Write the number of lines holding the word "其特征在于", and nothing else.

[Collection entries]
** START **

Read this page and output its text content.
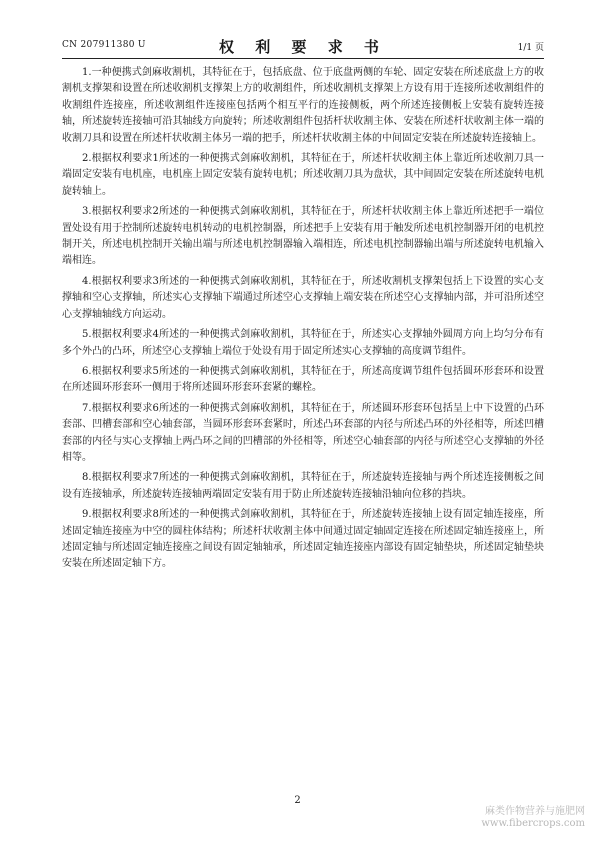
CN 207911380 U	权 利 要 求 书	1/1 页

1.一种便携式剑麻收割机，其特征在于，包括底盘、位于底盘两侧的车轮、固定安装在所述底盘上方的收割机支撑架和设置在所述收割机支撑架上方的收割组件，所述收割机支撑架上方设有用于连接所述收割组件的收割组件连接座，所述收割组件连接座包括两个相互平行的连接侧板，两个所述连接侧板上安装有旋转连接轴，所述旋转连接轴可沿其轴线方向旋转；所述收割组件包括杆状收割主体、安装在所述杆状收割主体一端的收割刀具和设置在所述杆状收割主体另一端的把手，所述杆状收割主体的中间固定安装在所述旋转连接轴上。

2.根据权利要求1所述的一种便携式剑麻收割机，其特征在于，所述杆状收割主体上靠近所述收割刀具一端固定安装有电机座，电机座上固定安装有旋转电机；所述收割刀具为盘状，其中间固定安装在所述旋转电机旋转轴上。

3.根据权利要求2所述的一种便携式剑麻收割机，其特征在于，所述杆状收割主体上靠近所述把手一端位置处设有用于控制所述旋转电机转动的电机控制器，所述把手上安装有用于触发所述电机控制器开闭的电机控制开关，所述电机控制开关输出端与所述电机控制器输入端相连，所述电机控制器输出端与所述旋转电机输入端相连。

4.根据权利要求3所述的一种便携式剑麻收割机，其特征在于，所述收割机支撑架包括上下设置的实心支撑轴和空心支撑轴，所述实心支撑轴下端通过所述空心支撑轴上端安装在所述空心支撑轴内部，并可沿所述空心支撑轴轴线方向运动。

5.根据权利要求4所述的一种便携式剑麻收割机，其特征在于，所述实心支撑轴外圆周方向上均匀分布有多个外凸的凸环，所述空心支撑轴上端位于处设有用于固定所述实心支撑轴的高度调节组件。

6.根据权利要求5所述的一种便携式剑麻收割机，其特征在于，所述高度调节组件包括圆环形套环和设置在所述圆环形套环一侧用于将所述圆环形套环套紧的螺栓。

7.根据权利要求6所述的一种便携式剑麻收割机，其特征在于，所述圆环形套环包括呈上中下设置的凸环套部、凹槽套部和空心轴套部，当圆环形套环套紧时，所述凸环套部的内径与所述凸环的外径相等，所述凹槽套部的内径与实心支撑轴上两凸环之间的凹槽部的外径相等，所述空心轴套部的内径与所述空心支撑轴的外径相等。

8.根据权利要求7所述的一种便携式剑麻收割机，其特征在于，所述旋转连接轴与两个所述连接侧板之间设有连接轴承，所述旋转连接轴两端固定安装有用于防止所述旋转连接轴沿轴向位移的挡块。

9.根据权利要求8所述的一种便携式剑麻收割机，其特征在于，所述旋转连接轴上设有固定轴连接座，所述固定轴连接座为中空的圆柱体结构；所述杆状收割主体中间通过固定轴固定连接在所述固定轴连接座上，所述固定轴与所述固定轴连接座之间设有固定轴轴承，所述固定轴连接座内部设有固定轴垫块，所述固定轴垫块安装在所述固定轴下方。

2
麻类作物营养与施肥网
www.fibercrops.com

** END **

RESPONSE TO THIS EXERCISE:
9